What you need to do: Wherever the word "legend" shows up in a line, please copy that line.

-- Input start --

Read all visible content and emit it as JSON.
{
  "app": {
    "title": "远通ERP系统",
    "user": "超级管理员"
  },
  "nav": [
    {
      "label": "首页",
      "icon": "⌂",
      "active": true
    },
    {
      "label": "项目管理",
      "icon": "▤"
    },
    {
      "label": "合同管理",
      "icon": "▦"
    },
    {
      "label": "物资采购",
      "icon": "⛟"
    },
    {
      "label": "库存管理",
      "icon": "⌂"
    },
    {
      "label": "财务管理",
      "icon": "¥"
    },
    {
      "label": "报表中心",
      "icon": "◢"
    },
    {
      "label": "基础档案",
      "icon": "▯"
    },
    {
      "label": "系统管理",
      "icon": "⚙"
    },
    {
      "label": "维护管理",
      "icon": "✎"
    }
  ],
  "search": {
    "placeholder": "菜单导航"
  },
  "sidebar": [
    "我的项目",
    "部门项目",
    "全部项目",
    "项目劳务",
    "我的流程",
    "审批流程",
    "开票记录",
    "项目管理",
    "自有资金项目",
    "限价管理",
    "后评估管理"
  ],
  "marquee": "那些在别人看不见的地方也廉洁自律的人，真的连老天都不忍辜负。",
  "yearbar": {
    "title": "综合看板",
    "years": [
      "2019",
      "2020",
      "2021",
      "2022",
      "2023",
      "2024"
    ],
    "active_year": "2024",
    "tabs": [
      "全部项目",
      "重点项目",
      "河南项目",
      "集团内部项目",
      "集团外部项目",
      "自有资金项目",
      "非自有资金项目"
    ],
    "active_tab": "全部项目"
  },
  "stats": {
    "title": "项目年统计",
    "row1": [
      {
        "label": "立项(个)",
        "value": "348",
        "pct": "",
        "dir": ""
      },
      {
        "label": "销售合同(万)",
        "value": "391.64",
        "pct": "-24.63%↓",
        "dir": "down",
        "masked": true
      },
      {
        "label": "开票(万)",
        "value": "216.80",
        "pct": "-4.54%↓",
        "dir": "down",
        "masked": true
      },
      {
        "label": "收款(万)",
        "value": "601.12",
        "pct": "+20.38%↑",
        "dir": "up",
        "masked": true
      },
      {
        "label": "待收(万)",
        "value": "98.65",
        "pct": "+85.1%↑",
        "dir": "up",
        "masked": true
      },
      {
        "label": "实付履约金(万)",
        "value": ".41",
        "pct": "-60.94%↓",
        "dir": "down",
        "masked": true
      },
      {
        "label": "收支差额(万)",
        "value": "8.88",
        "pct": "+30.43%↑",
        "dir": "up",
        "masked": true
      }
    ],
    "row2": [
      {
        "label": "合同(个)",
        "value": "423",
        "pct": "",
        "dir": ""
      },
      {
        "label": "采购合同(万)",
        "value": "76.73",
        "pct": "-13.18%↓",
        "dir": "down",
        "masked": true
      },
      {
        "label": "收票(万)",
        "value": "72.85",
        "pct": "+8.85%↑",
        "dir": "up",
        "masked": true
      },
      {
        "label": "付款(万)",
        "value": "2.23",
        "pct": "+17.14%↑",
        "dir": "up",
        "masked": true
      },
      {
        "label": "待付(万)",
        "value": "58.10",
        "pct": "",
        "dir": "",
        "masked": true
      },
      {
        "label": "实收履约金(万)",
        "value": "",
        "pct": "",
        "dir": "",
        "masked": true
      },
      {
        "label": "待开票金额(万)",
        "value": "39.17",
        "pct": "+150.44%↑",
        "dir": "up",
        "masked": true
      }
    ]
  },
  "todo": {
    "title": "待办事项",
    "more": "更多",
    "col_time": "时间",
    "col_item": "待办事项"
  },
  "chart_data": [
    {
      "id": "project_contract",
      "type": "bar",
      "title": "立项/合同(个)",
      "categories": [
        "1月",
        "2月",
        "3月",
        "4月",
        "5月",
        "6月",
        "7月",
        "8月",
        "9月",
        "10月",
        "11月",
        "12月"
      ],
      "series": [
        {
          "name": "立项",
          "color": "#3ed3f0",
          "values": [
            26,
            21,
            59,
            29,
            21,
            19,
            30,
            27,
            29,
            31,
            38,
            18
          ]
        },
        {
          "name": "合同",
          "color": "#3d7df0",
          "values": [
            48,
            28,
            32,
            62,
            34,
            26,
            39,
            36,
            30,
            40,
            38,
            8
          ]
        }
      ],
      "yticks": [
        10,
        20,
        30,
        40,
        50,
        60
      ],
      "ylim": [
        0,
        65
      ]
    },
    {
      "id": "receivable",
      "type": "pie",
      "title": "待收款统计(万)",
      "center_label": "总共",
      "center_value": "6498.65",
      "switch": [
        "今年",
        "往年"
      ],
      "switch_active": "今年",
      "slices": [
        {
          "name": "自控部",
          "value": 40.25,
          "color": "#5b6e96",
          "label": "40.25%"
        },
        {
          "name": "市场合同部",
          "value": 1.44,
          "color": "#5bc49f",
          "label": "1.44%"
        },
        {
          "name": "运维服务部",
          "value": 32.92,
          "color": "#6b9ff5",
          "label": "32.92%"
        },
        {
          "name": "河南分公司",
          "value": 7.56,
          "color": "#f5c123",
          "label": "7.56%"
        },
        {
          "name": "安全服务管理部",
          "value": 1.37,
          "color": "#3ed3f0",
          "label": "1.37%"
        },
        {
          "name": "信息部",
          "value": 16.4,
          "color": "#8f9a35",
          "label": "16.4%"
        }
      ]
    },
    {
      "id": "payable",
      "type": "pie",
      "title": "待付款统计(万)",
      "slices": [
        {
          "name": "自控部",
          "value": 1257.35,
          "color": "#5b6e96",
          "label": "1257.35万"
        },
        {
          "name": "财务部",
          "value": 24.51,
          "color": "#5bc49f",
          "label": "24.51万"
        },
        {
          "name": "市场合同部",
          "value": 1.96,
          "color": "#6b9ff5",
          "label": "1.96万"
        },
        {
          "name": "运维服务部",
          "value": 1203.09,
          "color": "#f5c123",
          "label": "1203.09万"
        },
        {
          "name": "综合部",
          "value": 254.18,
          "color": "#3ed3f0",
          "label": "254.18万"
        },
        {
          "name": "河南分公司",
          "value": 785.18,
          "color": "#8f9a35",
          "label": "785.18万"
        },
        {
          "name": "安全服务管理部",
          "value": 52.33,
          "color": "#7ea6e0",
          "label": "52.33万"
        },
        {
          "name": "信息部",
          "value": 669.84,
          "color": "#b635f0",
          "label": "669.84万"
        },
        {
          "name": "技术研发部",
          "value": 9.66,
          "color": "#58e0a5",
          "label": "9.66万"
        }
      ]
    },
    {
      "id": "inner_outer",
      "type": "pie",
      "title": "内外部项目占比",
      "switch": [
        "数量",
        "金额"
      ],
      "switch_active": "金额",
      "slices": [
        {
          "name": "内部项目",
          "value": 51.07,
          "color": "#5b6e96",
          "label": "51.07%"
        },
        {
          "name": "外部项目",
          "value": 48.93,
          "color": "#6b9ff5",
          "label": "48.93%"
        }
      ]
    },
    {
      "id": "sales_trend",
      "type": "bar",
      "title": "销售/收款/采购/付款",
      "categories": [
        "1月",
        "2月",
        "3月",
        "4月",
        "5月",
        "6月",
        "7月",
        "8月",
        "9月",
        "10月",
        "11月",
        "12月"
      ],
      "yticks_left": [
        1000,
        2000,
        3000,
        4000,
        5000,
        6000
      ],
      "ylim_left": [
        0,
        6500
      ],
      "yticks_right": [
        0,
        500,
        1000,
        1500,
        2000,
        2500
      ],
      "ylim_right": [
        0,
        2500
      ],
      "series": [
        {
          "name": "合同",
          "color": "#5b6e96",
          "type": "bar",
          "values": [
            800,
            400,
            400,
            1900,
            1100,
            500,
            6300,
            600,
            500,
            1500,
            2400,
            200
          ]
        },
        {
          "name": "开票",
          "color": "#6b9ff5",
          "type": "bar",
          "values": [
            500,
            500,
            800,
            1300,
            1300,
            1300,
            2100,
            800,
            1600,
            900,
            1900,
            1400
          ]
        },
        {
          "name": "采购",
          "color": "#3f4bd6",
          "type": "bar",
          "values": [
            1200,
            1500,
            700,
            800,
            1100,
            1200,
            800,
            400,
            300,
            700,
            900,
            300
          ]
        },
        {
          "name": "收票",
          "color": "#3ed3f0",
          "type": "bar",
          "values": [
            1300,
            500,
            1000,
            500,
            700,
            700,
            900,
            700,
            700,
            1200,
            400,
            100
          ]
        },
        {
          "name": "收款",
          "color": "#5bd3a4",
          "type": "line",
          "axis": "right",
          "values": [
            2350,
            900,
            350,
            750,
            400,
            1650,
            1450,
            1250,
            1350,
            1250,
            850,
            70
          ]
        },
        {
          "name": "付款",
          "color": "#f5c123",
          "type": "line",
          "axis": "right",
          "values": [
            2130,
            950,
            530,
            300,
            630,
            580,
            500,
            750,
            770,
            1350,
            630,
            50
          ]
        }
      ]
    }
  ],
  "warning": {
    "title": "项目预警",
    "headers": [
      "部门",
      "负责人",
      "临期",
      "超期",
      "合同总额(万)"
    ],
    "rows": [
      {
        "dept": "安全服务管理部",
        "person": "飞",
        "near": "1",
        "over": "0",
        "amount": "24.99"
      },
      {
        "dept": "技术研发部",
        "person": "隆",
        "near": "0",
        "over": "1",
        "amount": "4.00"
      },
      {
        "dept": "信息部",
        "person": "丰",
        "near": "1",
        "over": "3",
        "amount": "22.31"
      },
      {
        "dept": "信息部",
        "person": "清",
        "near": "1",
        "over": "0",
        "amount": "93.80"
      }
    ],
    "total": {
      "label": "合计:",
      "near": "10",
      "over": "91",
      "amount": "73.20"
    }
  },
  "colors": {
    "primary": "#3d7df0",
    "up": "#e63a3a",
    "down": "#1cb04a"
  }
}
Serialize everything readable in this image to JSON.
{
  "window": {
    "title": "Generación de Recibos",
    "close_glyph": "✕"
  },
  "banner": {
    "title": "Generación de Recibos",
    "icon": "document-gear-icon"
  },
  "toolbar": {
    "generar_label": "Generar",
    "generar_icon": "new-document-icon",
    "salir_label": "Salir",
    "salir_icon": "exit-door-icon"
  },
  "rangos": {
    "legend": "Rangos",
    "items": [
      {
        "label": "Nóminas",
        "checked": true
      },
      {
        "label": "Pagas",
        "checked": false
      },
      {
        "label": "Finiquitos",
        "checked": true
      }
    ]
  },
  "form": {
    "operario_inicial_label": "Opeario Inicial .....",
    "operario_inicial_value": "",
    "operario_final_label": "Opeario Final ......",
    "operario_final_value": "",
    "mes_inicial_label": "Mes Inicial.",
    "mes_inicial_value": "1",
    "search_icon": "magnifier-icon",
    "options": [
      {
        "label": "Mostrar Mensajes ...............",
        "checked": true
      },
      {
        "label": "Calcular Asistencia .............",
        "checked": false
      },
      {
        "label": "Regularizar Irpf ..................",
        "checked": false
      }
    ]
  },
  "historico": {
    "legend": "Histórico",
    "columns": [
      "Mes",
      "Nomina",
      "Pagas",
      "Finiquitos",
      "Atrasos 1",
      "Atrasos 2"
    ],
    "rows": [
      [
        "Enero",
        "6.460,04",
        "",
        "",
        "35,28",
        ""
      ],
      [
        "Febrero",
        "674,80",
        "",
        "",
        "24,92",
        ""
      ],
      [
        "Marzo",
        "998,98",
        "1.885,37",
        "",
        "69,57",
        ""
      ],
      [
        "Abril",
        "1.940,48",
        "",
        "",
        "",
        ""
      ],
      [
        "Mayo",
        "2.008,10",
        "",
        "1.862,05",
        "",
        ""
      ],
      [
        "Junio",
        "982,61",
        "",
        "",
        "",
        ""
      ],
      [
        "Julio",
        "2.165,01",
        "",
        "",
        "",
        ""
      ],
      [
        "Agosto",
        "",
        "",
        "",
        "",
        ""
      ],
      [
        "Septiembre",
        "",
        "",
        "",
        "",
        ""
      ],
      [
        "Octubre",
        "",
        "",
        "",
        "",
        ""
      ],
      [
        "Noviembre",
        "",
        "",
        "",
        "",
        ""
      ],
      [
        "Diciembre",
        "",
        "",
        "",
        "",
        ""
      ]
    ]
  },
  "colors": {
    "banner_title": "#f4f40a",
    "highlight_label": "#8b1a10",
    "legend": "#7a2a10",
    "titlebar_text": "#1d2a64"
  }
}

-- Input end --

Completed task:
    "legend": "Rangos",
    "legend": "Histórico",
    "legend": "#7a2a10",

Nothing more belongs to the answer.